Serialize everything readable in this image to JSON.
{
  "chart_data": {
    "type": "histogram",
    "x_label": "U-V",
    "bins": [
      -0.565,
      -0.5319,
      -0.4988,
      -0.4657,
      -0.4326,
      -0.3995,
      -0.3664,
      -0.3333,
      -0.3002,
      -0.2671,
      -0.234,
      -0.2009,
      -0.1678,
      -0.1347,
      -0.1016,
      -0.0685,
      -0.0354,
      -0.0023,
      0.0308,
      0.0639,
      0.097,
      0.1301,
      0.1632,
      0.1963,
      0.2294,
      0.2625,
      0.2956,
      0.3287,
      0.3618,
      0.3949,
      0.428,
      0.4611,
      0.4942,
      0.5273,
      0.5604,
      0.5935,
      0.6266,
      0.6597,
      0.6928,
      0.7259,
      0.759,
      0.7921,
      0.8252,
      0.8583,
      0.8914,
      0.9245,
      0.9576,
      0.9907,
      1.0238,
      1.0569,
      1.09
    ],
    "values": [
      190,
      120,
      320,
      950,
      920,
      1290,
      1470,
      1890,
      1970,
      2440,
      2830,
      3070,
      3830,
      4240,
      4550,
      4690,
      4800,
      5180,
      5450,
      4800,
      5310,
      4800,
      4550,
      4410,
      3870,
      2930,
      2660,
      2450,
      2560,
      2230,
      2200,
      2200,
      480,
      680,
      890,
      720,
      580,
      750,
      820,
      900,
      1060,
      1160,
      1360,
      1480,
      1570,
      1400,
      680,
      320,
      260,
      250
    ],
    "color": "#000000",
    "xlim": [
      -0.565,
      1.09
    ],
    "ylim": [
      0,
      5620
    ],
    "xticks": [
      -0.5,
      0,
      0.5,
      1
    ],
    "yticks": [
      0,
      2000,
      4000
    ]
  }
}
* * * *
## Problem requirements
Write out the full listing exactly as given.

## Exercise answer
Serialize everything readable in this image to JSON.
{
  "chart_data": {
    "type": "histogram",
    "x_label": "U-V",
    "bins": [
      -0.565,
      -0.5319,
      -0.4988,
      -0.4657,
      -0.4326,
      -0.3995,
      -0.3664,
      -0.3333,
      -0.3002,
      -0.2671,
      -0.234,
      -0.2009,
      -0.1678,
      -0.1347,
      -0.1016,
      -0.0685,
      -0.0354,
      -0.0023,
      0.0308,
      0.0639,
      0.097,
      0.1301,
      0.1632,
      0.1963,
      0.2294,
      0.2625,
      0.2956,
      0.3287,
      0.3618,
      0.3949,
      0.428,
      0.4611,
      0.4942,
      0.5273,
      0.5604,
      0.5935,
      0.6266,
      0.6597,
      0.6928,
      0.7259,
      0.759,
      0.7921,
      0.8252,
      0.8583,
      0.8914,
      0.9245,
      0.9576,
      0.9907,
      1.0238,
      1.0569,
      1.09
    ],
    "values": [
      190,
      120,
      320,
      950,
      920,
      1290,
      1470,
      1890,
      1970,
      2440,
      2830,
      3070,
      3830,
      4240,
      4550,
      4690,
      4800,
      5180,
      5450,
      4800,
      5310,
      4800,
      4550,
      4410,
      3870,
      2930,
      2660,
      2450,
      2560,
      2230,
      2200,
      2200,
      480,
      680,
      890,
      720,
      580,
      750,
      820,
      900,
      1060,
      1160,
      1360,
      1480,
      1570,
      1400,
      680,
      320,
      260,
      250
    ],
    "color": "#000000",
    "xlim": [
      -0.565,
      1.09
    ],
    "ylim": [
      0,
      5620
    ],
    "xticks": [
      -0.5,
      0,
      0.5,
      1
    ],
    "yticks": [
      0,
      2000,
      4000
    ]
  }
}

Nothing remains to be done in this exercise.